§ **Required task**
Gather the lines from the material that contain "Windows默认设备".

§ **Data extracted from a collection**
_ _ _ _ _
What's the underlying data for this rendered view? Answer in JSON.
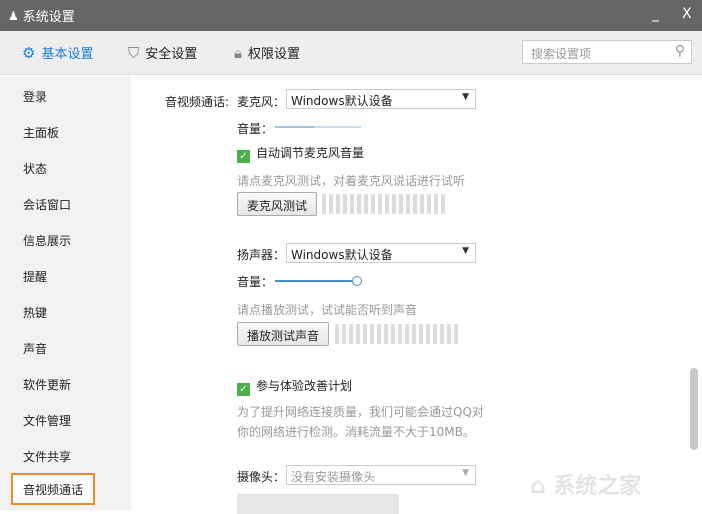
{
  "window": {
    "title": "系统设置",
    "minimize": "_",
    "close": "X"
  },
  "tabs": [
    {
      "label": "基本设置",
      "active": true
    },
    {
      "label": "安全设置"
    },
    {
      "label": "权限设置"
    }
  ],
  "search": {
    "placeholder": "搜索设置项"
  },
  "sidebar": {
    "items": [
      "登录",
      "主面板",
      "状态",
      "会话窗口",
      "信息展示",
      "提醒",
      "热键",
      "声音",
      "软件更新",
      "文件管理",
      "文件共享"
    ],
    "selected": "音视频通话"
  },
  "av": {
    "section_label": "音视频通话:",
    "mic_label": "麦克风：",
    "mic_value": "Windows默认设备",
    "volume_label": "音量：",
    "mic_volume": 0.45,
    "auto_adjust": "自动调节麦克风音量",
    "mic_hint": "请点麦克风测试，对着麦克风说话进行试听",
    "mic_test": "麦克风测试",
    "speaker_label": "扬声器：",
    "speaker_value": "Windows默认设备",
    "speaker_volume_label": "音量：",
    "speaker_volume": 1.0,
    "speaker_hint": "请点播放测试，试试能否听到声音",
    "speaker_test": "播放测试声音",
    "improve": "参与体验改善计划",
    "improve_desc1": "为了提升网络连接质量，我们可能会通过QQ对",
    "improve_desc2": "你的网络进行检测。消耗流量不大于10MB。",
    "camera_label": "摄像头：",
    "camera_value": "没有安装摄像头"
  },
  "watermark": "系统之家",
  "colors": {
    "accent": "#1e7fd8",
    "selected_border": "#f08a2c",
    "check": "#4caf50"
  }
}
_ _ _ _ _
§ **Answer to the task**
    "mic_value": "Windows默认设备",
    "speaker_value": "Windows默认设备",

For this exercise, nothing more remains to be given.